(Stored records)
:::::
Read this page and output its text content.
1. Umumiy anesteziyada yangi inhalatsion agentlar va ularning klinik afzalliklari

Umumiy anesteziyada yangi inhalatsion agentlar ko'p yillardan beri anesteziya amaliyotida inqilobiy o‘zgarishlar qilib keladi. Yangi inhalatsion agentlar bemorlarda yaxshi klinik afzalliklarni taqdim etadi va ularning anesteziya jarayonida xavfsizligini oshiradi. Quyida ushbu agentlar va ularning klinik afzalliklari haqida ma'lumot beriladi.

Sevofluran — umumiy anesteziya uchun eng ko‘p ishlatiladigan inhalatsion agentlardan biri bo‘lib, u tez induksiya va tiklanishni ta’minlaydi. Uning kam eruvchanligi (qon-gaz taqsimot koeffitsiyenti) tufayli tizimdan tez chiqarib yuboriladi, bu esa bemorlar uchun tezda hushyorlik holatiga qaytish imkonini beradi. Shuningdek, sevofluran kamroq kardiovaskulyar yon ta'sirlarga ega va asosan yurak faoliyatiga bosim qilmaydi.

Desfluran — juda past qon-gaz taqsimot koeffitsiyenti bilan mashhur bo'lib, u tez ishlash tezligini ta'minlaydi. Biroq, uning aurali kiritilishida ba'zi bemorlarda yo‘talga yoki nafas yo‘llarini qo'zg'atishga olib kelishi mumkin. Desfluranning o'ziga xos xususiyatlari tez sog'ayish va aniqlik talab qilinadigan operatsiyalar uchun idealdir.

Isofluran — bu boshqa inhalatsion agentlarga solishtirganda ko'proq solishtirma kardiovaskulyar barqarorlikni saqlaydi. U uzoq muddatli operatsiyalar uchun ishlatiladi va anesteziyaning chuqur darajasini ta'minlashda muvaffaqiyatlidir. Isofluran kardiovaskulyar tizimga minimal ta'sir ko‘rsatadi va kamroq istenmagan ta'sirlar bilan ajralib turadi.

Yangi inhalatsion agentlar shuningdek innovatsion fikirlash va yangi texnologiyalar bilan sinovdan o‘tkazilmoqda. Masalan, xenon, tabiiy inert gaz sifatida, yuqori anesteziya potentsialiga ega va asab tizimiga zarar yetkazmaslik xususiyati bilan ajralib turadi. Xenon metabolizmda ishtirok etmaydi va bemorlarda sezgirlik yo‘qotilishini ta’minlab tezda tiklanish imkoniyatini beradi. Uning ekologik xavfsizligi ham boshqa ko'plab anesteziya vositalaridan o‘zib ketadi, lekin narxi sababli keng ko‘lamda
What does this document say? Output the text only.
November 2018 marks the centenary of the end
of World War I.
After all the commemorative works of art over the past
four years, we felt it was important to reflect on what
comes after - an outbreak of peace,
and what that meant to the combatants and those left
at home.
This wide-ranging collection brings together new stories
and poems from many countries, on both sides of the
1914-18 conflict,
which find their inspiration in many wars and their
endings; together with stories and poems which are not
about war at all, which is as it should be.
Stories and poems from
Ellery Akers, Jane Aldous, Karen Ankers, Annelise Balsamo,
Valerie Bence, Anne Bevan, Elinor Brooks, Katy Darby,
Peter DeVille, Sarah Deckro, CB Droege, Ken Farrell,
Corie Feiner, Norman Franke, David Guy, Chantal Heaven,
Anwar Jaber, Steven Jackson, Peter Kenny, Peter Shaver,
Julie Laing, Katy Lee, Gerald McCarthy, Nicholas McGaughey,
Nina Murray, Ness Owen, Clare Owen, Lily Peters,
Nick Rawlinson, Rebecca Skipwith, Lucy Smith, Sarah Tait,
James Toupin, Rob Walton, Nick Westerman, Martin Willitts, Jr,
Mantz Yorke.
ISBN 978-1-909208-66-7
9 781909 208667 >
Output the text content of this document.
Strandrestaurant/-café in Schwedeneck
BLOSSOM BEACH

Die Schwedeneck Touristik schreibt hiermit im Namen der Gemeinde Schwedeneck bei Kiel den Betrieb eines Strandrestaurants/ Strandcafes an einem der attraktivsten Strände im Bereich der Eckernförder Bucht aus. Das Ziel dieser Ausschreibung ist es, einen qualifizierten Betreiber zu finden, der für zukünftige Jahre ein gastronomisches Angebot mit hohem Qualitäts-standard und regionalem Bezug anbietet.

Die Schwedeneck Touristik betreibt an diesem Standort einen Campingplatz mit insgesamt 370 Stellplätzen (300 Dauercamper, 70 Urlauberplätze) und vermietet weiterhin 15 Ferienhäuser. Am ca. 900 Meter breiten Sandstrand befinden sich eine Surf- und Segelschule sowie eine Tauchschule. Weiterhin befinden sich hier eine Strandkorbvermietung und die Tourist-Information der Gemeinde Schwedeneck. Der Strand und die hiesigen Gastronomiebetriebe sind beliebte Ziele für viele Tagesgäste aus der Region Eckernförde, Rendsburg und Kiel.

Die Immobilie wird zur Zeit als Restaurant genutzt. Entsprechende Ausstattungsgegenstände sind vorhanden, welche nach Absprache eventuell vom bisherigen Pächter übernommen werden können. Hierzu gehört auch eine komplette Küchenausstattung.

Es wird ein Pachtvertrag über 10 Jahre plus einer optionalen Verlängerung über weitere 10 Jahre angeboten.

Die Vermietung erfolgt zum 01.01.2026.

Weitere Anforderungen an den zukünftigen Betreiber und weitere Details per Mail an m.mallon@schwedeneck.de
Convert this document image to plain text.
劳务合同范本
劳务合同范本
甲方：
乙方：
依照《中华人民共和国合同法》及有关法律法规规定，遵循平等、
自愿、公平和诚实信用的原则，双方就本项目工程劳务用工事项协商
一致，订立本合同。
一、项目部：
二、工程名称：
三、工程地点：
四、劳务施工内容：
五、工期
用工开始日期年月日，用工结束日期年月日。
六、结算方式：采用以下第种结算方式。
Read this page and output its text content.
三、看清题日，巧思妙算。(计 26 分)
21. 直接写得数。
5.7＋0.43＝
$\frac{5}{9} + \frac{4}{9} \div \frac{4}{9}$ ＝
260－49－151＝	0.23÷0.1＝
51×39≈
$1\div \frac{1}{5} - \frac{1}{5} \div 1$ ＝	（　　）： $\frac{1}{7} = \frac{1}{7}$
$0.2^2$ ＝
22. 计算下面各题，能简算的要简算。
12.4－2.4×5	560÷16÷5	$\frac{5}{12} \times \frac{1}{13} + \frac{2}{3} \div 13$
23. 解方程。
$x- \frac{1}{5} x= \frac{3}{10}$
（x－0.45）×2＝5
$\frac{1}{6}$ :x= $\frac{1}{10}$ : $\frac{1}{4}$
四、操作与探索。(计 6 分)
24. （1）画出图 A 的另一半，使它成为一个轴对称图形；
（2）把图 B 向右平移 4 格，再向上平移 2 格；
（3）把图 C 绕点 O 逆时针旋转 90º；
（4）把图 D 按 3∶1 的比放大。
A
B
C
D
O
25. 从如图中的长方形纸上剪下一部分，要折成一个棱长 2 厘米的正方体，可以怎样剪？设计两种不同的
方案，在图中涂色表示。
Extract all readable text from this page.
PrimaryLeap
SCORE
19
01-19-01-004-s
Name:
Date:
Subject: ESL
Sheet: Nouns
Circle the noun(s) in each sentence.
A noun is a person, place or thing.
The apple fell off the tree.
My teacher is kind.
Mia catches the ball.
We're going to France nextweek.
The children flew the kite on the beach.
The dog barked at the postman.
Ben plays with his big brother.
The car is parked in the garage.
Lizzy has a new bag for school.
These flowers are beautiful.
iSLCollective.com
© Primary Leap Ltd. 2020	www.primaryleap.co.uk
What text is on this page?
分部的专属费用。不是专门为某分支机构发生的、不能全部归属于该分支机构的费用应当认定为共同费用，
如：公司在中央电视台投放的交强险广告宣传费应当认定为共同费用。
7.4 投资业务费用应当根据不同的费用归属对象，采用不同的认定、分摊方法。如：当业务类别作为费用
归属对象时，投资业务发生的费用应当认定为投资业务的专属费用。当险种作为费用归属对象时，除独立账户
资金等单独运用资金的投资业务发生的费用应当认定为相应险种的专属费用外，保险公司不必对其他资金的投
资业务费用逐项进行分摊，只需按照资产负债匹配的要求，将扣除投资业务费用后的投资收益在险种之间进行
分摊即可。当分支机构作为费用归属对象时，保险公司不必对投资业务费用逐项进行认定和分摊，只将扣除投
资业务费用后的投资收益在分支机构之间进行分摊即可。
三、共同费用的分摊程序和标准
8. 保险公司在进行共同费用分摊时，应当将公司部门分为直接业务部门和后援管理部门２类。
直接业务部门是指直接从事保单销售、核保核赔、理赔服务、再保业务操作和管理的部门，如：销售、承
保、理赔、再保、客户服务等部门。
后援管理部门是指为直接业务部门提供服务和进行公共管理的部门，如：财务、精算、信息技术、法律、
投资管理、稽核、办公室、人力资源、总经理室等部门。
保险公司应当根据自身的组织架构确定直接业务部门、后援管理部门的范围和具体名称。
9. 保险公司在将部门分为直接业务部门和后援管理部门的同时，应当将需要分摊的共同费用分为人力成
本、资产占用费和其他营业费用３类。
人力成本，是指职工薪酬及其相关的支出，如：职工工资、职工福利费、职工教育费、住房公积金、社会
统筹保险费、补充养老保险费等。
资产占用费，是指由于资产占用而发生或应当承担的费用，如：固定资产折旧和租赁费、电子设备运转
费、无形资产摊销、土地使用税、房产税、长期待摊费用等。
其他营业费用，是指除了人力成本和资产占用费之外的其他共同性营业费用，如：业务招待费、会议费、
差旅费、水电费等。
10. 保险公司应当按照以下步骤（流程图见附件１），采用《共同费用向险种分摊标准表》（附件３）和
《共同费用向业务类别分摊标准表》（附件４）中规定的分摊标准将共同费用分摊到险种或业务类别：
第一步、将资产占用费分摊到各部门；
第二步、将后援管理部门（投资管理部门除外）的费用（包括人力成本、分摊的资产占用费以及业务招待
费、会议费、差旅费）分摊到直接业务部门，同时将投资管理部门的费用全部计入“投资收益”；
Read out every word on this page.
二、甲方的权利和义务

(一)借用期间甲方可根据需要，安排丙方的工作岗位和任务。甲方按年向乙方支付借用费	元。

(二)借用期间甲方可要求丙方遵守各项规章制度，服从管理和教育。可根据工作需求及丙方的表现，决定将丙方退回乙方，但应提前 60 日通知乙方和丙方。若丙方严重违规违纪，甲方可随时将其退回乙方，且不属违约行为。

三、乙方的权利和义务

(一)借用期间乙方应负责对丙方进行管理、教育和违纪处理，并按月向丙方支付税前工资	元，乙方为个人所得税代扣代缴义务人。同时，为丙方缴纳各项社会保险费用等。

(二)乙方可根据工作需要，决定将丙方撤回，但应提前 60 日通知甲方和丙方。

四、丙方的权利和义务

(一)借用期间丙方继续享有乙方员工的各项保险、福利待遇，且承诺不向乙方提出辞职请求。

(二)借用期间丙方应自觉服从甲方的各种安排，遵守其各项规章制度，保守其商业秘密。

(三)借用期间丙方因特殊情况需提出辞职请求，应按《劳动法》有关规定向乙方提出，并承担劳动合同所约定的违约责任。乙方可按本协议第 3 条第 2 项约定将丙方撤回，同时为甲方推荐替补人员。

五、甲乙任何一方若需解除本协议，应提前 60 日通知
:::::
▸ EXERCISE DETAILS
In the listing, find every line containing the word "document" and list it.

▸ WORKED SOLUTION
What does this document say? Output the text only.
Output the text content of this document.
Convert this document image to plain text.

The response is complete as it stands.